• **EXERCISE DETAILS**
Look through the material below for "meta". Copy every line that contains it.
══════
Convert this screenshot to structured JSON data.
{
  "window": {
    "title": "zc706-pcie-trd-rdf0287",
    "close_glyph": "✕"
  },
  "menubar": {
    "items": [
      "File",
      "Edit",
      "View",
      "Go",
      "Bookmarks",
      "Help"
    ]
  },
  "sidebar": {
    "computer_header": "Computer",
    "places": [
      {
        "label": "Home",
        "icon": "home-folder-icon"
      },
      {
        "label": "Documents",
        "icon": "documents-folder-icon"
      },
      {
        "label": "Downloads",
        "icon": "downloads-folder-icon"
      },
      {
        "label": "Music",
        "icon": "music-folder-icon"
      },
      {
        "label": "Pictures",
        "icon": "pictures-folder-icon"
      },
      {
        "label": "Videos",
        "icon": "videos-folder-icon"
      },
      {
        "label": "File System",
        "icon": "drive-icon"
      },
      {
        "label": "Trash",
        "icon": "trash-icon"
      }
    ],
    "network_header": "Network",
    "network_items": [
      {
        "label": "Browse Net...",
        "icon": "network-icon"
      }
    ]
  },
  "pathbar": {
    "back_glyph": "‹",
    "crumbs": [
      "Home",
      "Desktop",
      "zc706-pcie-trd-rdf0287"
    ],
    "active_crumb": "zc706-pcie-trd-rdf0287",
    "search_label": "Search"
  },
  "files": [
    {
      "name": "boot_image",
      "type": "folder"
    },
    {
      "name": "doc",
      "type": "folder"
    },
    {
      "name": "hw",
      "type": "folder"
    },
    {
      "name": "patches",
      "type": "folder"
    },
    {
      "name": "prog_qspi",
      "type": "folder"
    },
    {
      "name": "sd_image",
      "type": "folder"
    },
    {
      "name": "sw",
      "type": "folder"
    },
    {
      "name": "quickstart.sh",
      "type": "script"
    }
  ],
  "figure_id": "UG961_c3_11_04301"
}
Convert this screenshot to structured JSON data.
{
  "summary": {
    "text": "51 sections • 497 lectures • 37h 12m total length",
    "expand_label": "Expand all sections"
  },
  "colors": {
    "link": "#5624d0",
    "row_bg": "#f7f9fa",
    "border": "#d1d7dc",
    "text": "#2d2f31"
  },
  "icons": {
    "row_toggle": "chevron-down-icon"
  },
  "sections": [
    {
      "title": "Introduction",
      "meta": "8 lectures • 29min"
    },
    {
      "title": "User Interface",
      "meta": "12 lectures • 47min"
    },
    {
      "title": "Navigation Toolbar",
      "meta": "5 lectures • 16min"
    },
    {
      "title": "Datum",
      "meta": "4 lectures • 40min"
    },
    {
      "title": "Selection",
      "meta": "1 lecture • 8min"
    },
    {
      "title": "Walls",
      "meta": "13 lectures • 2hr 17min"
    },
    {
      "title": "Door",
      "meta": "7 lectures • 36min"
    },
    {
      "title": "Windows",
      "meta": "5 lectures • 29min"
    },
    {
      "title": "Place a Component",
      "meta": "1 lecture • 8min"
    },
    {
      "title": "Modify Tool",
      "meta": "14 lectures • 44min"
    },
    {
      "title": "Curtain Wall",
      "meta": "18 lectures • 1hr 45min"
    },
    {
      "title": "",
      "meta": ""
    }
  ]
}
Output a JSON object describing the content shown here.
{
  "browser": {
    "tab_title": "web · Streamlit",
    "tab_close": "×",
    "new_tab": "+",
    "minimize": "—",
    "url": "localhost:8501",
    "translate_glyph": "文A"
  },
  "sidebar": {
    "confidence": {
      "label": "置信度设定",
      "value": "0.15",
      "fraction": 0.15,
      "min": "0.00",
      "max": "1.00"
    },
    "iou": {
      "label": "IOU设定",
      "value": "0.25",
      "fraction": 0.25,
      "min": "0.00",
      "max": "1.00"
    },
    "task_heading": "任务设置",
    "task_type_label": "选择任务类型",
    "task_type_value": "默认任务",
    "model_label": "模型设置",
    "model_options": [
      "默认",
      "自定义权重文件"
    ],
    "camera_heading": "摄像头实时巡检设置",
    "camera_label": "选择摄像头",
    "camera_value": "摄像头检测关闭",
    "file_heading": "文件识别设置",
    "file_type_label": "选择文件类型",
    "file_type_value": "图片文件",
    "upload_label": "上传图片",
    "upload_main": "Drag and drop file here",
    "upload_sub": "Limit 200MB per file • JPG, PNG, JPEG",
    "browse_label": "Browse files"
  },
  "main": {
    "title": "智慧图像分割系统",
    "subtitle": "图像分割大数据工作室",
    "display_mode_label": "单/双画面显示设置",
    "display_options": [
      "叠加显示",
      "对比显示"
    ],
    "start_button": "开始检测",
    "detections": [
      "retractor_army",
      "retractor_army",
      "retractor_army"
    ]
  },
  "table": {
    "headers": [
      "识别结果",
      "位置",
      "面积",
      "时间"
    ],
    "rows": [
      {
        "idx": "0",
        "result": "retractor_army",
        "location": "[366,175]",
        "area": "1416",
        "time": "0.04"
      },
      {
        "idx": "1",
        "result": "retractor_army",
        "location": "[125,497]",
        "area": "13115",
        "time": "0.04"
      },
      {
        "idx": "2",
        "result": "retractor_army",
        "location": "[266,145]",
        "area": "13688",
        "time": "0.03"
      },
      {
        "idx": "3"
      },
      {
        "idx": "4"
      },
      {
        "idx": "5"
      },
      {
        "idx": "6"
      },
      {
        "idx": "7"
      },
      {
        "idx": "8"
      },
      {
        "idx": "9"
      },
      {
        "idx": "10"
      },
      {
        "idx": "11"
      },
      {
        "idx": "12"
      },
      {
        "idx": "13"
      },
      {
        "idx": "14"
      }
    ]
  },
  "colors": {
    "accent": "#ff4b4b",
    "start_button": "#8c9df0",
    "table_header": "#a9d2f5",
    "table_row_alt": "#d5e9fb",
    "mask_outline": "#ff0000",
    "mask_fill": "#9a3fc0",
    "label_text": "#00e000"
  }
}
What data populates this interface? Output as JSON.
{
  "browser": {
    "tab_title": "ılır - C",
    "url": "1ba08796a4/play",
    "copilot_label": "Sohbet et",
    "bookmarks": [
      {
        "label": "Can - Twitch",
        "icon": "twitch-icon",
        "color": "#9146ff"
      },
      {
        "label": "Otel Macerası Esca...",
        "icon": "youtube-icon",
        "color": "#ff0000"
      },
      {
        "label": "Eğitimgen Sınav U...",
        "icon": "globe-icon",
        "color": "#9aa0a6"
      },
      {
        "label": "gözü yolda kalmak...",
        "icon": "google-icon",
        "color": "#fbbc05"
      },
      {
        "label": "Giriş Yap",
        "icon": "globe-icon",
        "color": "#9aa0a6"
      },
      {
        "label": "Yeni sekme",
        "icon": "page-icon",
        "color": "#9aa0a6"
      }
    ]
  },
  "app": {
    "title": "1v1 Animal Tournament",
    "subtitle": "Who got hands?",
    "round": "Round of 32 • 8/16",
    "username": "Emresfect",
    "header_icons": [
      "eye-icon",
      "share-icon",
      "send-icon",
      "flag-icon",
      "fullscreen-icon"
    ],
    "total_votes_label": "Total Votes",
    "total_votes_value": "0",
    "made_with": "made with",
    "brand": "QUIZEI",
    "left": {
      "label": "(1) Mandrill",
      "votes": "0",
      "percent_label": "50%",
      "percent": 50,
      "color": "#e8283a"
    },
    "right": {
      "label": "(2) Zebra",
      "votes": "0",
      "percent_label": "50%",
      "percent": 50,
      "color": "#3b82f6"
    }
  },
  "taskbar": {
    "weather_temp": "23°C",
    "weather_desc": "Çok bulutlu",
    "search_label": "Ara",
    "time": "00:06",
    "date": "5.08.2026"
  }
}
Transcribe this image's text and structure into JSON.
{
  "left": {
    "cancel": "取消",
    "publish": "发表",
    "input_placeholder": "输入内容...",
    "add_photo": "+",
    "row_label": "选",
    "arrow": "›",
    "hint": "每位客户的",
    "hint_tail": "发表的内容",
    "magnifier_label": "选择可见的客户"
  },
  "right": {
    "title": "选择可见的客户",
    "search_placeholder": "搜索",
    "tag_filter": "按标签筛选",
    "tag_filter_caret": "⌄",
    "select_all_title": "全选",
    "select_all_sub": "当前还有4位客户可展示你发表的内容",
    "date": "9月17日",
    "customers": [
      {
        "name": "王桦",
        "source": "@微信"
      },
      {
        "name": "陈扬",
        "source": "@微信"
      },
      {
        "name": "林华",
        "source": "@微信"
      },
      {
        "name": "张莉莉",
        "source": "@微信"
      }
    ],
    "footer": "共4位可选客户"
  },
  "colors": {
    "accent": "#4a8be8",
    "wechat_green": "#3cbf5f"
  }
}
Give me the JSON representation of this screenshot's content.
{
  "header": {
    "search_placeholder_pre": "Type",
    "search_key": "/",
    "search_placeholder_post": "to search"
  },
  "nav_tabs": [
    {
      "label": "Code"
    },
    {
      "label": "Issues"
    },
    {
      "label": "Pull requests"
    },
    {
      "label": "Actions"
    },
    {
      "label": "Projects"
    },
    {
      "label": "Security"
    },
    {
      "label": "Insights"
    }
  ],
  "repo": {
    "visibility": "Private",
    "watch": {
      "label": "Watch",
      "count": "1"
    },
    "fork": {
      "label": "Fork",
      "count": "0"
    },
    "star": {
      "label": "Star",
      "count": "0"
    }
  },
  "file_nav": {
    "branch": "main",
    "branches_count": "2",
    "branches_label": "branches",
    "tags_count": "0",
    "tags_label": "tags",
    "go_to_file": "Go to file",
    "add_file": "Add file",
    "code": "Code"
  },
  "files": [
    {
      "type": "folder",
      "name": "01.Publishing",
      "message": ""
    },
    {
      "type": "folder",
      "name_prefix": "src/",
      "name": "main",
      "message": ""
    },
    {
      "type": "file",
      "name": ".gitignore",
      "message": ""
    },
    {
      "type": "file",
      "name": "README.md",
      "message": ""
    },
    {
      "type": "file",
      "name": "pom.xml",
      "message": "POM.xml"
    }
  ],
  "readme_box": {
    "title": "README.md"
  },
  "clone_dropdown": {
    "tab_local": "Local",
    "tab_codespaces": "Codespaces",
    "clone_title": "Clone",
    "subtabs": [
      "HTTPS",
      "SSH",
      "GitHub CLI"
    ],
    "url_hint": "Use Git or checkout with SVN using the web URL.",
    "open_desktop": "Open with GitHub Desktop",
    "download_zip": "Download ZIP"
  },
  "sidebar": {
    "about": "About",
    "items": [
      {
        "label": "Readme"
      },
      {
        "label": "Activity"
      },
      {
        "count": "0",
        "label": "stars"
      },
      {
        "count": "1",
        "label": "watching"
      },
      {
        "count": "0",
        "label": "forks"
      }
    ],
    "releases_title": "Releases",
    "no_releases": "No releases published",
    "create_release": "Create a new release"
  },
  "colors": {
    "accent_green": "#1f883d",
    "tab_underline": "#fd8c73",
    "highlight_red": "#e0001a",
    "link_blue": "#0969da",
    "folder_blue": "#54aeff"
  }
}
══════
• **EXERCISE ANSWER**
      "meta": "8 lectures • 29min"
      "meta": "12 lectures • 47min"
      "meta": "5 lectures • 16min"
      "meta": "4 lectures • 40min"
      "meta": "1 lecture • 8min"
      "meta": "13 lectures • 2hr 17min"
      "meta": "7 lectures • 36min"
      "meta": "5 lectures • 29min"
      "meta": "1 lecture • 8min"
      "meta": "14 lectures • 44min"
      "meta": "18 lectures • 1hr 45min"
      "meta": ""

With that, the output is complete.